Directive - Reproduce the material with every "lecturer-photo" changed to "speaker-photo", keeping everything else the same.

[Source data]

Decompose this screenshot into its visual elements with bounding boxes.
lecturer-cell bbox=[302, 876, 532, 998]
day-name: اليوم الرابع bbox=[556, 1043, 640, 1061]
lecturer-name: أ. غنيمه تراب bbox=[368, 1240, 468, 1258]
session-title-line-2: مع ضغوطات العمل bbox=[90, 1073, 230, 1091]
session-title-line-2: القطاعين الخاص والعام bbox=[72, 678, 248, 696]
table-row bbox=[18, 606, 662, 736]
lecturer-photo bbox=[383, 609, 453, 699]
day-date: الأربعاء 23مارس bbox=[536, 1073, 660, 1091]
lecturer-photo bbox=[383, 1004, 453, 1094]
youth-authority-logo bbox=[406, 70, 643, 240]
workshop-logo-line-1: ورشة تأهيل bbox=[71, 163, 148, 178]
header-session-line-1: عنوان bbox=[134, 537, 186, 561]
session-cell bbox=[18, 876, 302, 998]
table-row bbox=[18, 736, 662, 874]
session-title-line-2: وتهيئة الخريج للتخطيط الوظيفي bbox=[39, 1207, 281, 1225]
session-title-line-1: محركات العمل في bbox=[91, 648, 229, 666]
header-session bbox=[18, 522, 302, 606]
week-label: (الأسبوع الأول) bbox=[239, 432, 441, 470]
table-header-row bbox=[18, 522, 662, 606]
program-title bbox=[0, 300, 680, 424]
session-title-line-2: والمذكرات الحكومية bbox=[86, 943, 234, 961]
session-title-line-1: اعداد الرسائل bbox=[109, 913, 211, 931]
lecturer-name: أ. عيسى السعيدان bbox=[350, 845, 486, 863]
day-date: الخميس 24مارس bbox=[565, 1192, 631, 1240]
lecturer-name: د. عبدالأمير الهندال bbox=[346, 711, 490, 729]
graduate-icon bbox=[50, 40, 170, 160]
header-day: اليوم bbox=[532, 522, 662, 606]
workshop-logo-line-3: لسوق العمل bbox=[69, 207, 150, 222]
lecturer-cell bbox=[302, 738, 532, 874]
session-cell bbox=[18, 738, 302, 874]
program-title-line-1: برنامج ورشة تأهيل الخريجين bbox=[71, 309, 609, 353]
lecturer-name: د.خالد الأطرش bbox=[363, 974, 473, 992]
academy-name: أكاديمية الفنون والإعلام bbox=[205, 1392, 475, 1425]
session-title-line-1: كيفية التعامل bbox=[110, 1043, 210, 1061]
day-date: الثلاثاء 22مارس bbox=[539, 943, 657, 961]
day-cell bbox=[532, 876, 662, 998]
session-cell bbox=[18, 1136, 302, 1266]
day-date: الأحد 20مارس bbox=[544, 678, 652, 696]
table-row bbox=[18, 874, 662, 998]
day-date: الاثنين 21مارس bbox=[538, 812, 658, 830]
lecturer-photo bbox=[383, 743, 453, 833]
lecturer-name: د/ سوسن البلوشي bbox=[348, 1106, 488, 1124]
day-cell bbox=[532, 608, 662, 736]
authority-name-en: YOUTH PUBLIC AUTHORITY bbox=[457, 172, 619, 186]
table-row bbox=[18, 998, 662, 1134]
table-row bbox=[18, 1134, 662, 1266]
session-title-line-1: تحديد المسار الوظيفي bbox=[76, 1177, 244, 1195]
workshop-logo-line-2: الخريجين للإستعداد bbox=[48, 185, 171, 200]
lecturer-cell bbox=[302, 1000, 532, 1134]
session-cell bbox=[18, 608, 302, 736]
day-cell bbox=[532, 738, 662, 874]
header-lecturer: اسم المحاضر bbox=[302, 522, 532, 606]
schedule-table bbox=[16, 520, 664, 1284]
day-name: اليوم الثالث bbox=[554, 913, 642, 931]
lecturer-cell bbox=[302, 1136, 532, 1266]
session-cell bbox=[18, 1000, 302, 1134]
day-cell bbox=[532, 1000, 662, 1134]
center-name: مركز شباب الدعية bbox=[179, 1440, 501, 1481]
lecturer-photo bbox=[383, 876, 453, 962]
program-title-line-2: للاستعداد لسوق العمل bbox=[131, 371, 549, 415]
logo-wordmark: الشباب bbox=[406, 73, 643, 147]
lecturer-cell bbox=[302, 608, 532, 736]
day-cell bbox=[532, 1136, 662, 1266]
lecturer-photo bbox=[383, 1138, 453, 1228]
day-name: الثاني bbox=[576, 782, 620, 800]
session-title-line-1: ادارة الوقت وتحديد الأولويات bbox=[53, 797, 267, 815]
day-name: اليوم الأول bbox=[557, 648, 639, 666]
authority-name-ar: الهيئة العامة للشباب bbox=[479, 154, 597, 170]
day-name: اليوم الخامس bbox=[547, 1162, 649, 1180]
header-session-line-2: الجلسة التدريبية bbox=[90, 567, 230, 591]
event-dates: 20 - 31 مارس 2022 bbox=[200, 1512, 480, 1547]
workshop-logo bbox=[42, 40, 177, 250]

Answer to the problem -
Decompose this screenshot into its visual elements with bounding boxes.
lecturer-cell bbox=[302, 876, 532, 998]
day-name: اليوم الرابع bbox=[556, 1043, 640, 1061]
lecturer-name: أ. غنيمه تراب bbox=[368, 1240, 468, 1258]
session-title-line-2: مع ضغوطات العمل bbox=[90, 1073, 230, 1091]
session-title-line-2: القطاعين الخاص والعام bbox=[72, 678, 248, 696]
table-row bbox=[18, 606, 662, 736]
speaker-photo bbox=[383, 609, 453, 699]
day-date: الأربعاء 23مارس bbox=[536, 1073, 660, 1091]
speaker-photo bbox=[383, 1004, 453, 1094]
youth-authority-logo bbox=[406, 70, 643, 240]
workshop-logo-line-1: ورشة تأهيل bbox=[71, 163, 148, 178]
header-session-line-1: عنوان bbox=[134, 537, 186, 561]
session-cell bbox=[18, 876, 302, 998]
table-row bbox=[18, 736, 662, 874]
session-title-line-2: وتهيئة الخريج للتخطيط الوظيفي bbox=[39, 1207, 281, 1225]
session-title-line-1: محركات العمل في bbox=[91, 648, 229, 666]
header-session bbox=[18, 522, 302, 606]
week-label: (الأسبوع الأول) bbox=[239, 432, 441, 470]
table-header-row bbox=[18, 522, 662, 606]
program-title bbox=[0, 300, 680, 424]
session-title-line-2: والمذكرات الحكومية bbox=[86, 943, 234, 961]
session-title-line-1: اعداد الرسائل bbox=[109, 913, 211, 931]
lecturer-name: أ. عيسى السعيدان bbox=[350, 845, 486, 863]
day-date: الخميس 24مارس bbox=[565, 1192, 631, 1240]
lecturer-name: د. عبدالأمير الهندال bbox=[346, 711, 490, 729]
graduate-icon bbox=[50, 40, 170, 160]
header-day: اليوم bbox=[532, 522, 662, 606]
workshop-logo-line-3: لسوق العمل bbox=[69, 207, 150, 222]
lecturer-cell bbox=[302, 738, 532, 874]
session-cell bbox=[18, 738, 302, 874]
program-title-line-1: برنامج ورشة تأهيل الخريجين bbox=[71, 309, 609, 353]
lecturer-name: د.خالد الأطرش bbox=[363, 974, 473, 992]
academy-name: أكاديمية الفنون والإعلام bbox=[205, 1392, 475, 1425]
session-title-line-1: كيفية التعامل bbox=[110, 1043, 210, 1061]
day-date: الثلاثاء 22مارس bbox=[539, 943, 657, 961]
day-cell bbox=[532, 876, 662, 998]
session-cell bbox=[18, 1136, 302, 1266]
day-date: الأحد 20مارس bbox=[544, 678, 652, 696]
table-row bbox=[18, 874, 662, 998]
day-date: الاثنين 21مارس bbox=[538, 812, 658, 830]
speaker-photo bbox=[383, 743, 453, 833]
lecturer-name: د/ سوسن البلوشي bbox=[348, 1106, 488, 1124]
day-cell bbox=[532, 608, 662, 736]
authority-name-en: YOUTH PUBLIC AUTHORITY bbox=[457, 172, 619, 186]
table-row bbox=[18, 998, 662, 1134]
table-row bbox=[18, 1134, 662, 1266]
session-title-line-1: تحديد المسار الوظيفي bbox=[76, 1177, 244, 1195]
workshop-logo-line-2: الخريجين للإستعداد bbox=[48, 185, 171, 200]
lecturer-cell bbox=[302, 1000, 532, 1134]
session-cell bbox=[18, 608, 302, 736]
day-cell bbox=[532, 738, 662, 874]
header-lecturer: اسم المحاضر bbox=[302, 522, 532, 606]
schedule-table bbox=[16, 520, 664, 1284]
day-name: اليوم الثالث bbox=[554, 913, 642, 931]
lecturer-cell bbox=[302, 1136, 532, 1266]
session-cell bbox=[18, 1000, 302, 1134]
day-cell bbox=[532, 1000, 662, 1134]
center-name: مركز شباب الدعية bbox=[179, 1440, 501, 1481]
speaker-photo bbox=[383, 876, 453, 962]
program-title-line-2: للاستعداد لسوق العمل bbox=[131, 371, 549, 415]
logo-wordmark: الشباب bbox=[406, 73, 643, 147]
lecturer-cell bbox=[302, 608, 532, 736]
day-cell bbox=[532, 1136, 662, 1266]
speaker-photo bbox=[383, 1138, 453, 1228]
day-name: الثاني bbox=[576, 782, 620, 800]
session-title-line-1: ادارة الوقت وتحديد الأولويات bbox=[53, 797, 267, 815]
day-name: اليوم الأول bbox=[557, 648, 639, 666]
authority-name-ar: الهيئة العامة للشباب bbox=[479, 154, 597, 170]
day-name: اليوم الخامس bbox=[547, 1162, 649, 1180]
header-session-line-2: الجلسة التدريبية bbox=[90, 567, 230, 591]
event-dates: 20 - 31 مارس 2022 bbox=[200, 1512, 480, 1547]
workshop-logo bbox=[42, 40, 177, 250]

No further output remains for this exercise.